*AIM OF THE EXERCISE:*
Copy every one of the rows below word for word, with nothing changed.

Collection entries
----
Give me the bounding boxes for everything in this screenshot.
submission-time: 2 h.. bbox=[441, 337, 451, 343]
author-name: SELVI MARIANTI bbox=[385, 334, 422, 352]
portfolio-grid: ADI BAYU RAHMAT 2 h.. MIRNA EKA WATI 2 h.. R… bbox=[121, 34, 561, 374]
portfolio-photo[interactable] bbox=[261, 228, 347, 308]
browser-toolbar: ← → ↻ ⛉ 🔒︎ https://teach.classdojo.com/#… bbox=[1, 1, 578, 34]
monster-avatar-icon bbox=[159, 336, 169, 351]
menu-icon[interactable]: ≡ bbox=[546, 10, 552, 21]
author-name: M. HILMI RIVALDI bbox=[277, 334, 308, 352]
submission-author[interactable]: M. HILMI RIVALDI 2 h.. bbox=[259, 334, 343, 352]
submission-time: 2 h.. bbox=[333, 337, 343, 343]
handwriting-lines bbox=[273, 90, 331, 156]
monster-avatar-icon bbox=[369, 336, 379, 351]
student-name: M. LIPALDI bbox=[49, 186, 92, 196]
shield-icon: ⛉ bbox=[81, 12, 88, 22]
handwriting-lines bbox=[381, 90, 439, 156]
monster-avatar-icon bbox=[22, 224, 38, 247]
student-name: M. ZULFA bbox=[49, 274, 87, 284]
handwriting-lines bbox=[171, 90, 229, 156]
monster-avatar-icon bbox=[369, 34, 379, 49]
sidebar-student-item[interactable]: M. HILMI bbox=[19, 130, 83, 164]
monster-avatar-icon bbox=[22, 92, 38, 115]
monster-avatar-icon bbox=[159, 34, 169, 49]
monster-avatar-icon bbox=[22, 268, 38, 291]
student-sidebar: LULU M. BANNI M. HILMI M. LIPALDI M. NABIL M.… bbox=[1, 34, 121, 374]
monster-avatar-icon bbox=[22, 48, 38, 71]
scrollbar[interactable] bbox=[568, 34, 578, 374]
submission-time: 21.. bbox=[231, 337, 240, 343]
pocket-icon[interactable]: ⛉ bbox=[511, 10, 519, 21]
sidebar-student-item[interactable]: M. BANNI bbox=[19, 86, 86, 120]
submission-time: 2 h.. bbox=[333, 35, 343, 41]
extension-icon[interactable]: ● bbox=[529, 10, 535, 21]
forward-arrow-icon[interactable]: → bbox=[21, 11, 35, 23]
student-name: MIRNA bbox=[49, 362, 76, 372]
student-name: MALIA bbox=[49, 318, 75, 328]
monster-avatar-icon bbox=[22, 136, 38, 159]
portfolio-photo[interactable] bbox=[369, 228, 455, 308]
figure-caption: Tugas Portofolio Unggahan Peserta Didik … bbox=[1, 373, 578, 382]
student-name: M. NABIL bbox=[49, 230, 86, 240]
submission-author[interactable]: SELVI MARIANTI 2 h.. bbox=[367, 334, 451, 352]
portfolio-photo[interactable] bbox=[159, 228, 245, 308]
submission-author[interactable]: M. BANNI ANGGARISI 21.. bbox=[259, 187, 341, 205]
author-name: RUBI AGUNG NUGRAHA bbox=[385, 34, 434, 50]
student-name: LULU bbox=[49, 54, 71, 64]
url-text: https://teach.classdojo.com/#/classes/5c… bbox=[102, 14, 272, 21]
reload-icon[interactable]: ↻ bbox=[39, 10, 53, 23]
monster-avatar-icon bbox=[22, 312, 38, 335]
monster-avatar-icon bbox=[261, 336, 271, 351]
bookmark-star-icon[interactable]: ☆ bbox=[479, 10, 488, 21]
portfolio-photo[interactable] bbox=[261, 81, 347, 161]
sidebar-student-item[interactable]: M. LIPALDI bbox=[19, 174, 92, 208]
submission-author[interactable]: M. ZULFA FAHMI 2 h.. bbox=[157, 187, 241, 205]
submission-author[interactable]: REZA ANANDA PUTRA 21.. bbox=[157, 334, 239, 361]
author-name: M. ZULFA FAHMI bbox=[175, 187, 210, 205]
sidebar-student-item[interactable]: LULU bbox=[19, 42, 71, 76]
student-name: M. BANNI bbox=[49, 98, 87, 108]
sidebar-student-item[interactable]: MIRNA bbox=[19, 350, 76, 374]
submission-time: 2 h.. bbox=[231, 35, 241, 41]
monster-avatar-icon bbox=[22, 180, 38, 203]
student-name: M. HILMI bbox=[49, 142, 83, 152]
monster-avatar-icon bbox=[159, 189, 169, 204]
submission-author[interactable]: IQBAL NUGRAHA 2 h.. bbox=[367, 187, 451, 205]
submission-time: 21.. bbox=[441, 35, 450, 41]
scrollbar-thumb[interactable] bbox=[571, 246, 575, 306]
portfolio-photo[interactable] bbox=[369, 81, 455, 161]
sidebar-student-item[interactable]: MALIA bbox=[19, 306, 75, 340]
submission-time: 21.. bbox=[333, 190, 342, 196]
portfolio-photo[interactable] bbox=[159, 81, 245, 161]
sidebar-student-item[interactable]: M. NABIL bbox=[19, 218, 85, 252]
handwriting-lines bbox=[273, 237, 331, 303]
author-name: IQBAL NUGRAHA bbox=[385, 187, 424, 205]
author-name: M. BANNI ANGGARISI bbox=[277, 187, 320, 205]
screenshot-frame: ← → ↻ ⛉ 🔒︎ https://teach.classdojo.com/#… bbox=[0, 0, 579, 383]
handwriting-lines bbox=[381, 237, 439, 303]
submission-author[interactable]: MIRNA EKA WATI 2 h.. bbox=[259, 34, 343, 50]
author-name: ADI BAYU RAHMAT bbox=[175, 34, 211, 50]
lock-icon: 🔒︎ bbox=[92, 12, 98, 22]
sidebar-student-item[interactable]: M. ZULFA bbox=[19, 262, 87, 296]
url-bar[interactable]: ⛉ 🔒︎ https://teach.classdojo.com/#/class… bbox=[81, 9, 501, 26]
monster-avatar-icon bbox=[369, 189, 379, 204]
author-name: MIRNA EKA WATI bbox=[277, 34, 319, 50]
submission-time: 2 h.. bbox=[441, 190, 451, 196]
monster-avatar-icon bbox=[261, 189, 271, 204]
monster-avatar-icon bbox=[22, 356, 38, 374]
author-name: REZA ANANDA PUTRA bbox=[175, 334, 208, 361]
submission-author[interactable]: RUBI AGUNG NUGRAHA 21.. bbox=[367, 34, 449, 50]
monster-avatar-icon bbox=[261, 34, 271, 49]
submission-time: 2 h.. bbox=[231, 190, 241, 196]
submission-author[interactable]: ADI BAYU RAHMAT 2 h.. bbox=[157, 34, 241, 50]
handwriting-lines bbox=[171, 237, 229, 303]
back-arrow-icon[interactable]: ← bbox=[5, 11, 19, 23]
----
*FINAL RESULT:*
Give me the bounding boxes for everything in this screenshot.
submission-time: 2 h.. bbox=[441, 337, 451, 343]
author-name: SELVI MARIANTI bbox=[385, 334, 422, 352]
portfolio-grid: ADI BAYU RAHMAT 2 h.. MIRNA EKA WATI 2 h.. R… bbox=[121, 34, 561, 374]
portfolio-photo[interactable] bbox=[261, 228, 347, 308]
browser-toolbar: ← → ↻ ⛉ 🔒︎ https://teach.classdojo.com/#… bbox=[1, 1, 578, 34]
monster-avatar-icon bbox=[159, 336, 169, 351]
menu-icon[interactable]: ≡ bbox=[546, 10, 552, 21]
author-name: M. HILMI RIVALDI bbox=[277, 334, 308, 352]
submission-author[interactable]: M. HILMI RIVALDI 2 h.. bbox=[259, 334, 343, 352]
submission-time: 2 h.. bbox=[333, 337, 343, 343]
handwriting-lines bbox=[273, 90, 331, 156]
monster-avatar-icon bbox=[369, 336, 379, 351]
student-name: M. LIPALDI bbox=[49, 186, 92, 196]
shield-icon: ⛉ bbox=[81, 12, 88, 22]
handwriting-lines bbox=[381, 90, 439, 156]
monster-avatar-icon bbox=[22, 224, 38, 247]
student-name: M. ZULFA bbox=[49, 274, 87, 284]
handwriting-lines bbox=[171, 90, 229, 156]
monster-avatar-icon bbox=[369, 34, 379, 49]
sidebar-student-item[interactable]: M. HILMI bbox=[19, 130, 83, 164]
monster-avatar-icon bbox=[22, 92, 38, 115]
monster-avatar-icon bbox=[159, 34, 169, 49]
monster-avatar-icon bbox=[22, 268, 38, 291]
student-sidebar: LULU M. BANNI M. HILMI M. LIPALDI M. NABIL M.… bbox=[1, 34, 121, 374]
monster-avatar-icon bbox=[22, 48, 38, 71]
scrollbar[interactable] bbox=[568, 34, 578, 374]
submission-time: 21.. bbox=[231, 337, 240, 343]
pocket-icon[interactable]: ⛉ bbox=[511, 10, 519, 21]
sidebar-student-item[interactable]: M. BANNI bbox=[19, 86, 86, 120]
submission-time: 2 h.. bbox=[333, 35, 343, 41]
extension-icon[interactable]: ● bbox=[529, 10, 535, 21]
forward-arrow-icon[interactable]: → bbox=[21, 11, 35, 23]
student-name: MIRNA bbox=[49, 362, 76, 372]
student-name: MALIA bbox=[49, 318, 75, 328]
monster-avatar-icon bbox=[22, 136, 38, 159]
portfolio-photo[interactable] bbox=[369, 228, 455, 308]
figure-caption: Tugas Portofolio Unggahan Peserta Didik … bbox=[1, 373, 578, 382]
student-name: M. NABIL bbox=[49, 230, 86, 240]
submission-author[interactable]: SELVI MARIANTI 2 h.. bbox=[367, 334, 451, 352]
portfolio-photo[interactable] bbox=[159, 228, 245, 308]
submission-author[interactable]: M. BANNI ANGGARISI 21.. bbox=[259, 187, 341, 205]
author-name: RUBI AGUNG NUGRAHA bbox=[385, 34, 434, 50]
student-name: LULU bbox=[49, 54, 71, 64]
url-text: https://teach.classdojo.com/#/classes/5c… bbox=[102, 14, 272, 21]
reload-icon[interactable]: ↻ bbox=[39, 10, 53, 23]
monster-avatar-icon bbox=[22, 312, 38, 335]
monster-avatar-icon bbox=[261, 336, 271, 351]
bookmark-star-icon[interactable]: ☆ bbox=[479, 10, 488, 21]
portfolio-photo[interactable] bbox=[261, 81, 347, 161]
sidebar-student-item[interactable]: M. LIPALDI bbox=[19, 174, 92, 208]
submission-author[interactable]: M. ZULFA FAHMI 2 h.. bbox=[157, 187, 241, 205]
submission-author[interactable]: REZA ANANDA PUTRA 21.. bbox=[157, 334, 239, 361]
author-name: M. ZULFA FAHMI bbox=[175, 187, 210, 205]
sidebar-student-item[interactable]: LULU bbox=[19, 42, 71, 76]
student-name: M. BANNI bbox=[49, 98, 87, 108]
sidebar-student-item[interactable]: MIRNA bbox=[19, 350, 76, 374]
submission-time: 2 h.. bbox=[231, 35, 241, 41]
monster-avatar-icon bbox=[22, 180, 38, 203]
student-name: M. HILMI bbox=[49, 142, 83, 152]
monster-avatar-icon bbox=[159, 189, 169, 204]
submission-author[interactable]: IQBAL NUGRAHA 2 h.. bbox=[367, 187, 451, 205]
submission-time: 21.. bbox=[441, 35, 450, 41]
scrollbar-thumb[interactable] bbox=[571, 246, 575, 306]
portfolio-photo[interactable] bbox=[369, 81, 455, 161]
sidebar-student-item[interactable]: MALIA bbox=[19, 306, 75, 340]
submission-time: 21.. bbox=[333, 190, 342, 196]
portfolio-photo[interactable] bbox=[159, 81, 245, 161]
sidebar-student-item[interactable]: M. NABIL bbox=[19, 218, 85, 252]
handwriting-lines bbox=[273, 237, 331, 303]
author-name: IQBAL NUGRAHA bbox=[385, 187, 424, 205]
author-name: M. BANNI ANGGARISI bbox=[277, 187, 320, 205]
screenshot-frame: ← → ↻ ⛉ 🔒︎ https://teach.classdojo.com/#… bbox=[0, 0, 579, 383]
handwriting-lines bbox=[381, 237, 439, 303]
submission-author[interactable]: MIRNA EKA WATI 2 h.. bbox=[259, 34, 343, 50]
author-name: ADI BAYU RAHMAT bbox=[175, 34, 211, 50]
lock-icon: 🔒︎ bbox=[92, 12, 98, 22]
sidebar-student-item[interactable]: M. ZULFA bbox=[19, 262, 87, 296]
url-bar[interactable]: ⛉ 🔒︎ https://teach.classdojo.com/#/class… bbox=[81, 9, 501, 26]
monster-avatar-icon bbox=[369, 189, 379, 204]
author-name: MIRNA EKA WATI bbox=[277, 34, 319, 50]
submission-time: 2 h.. bbox=[441, 190, 451, 196]
monster-avatar-icon bbox=[261, 189, 271, 204]
monster-avatar-icon bbox=[22, 356, 38, 374]
author-name: REZA ANANDA PUTRA bbox=[175, 334, 208, 361]
submission-author[interactable]: RUBI AGUNG NUGRAHA 21.. bbox=[367, 34, 449, 50]
monster-avatar-icon bbox=[261, 34, 271, 49]
submission-time: 2 h.. bbox=[231, 190, 241, 196]
submission-author[interactable]: ADI BAYU RAHMAT 2 h.. bbox=[157, 34, 241, 50]
handwriting-lines bbox=[171, 237, 229, 303]
back-arrow-icon[interactable]: ← bbox=[5, 11, 19, 23]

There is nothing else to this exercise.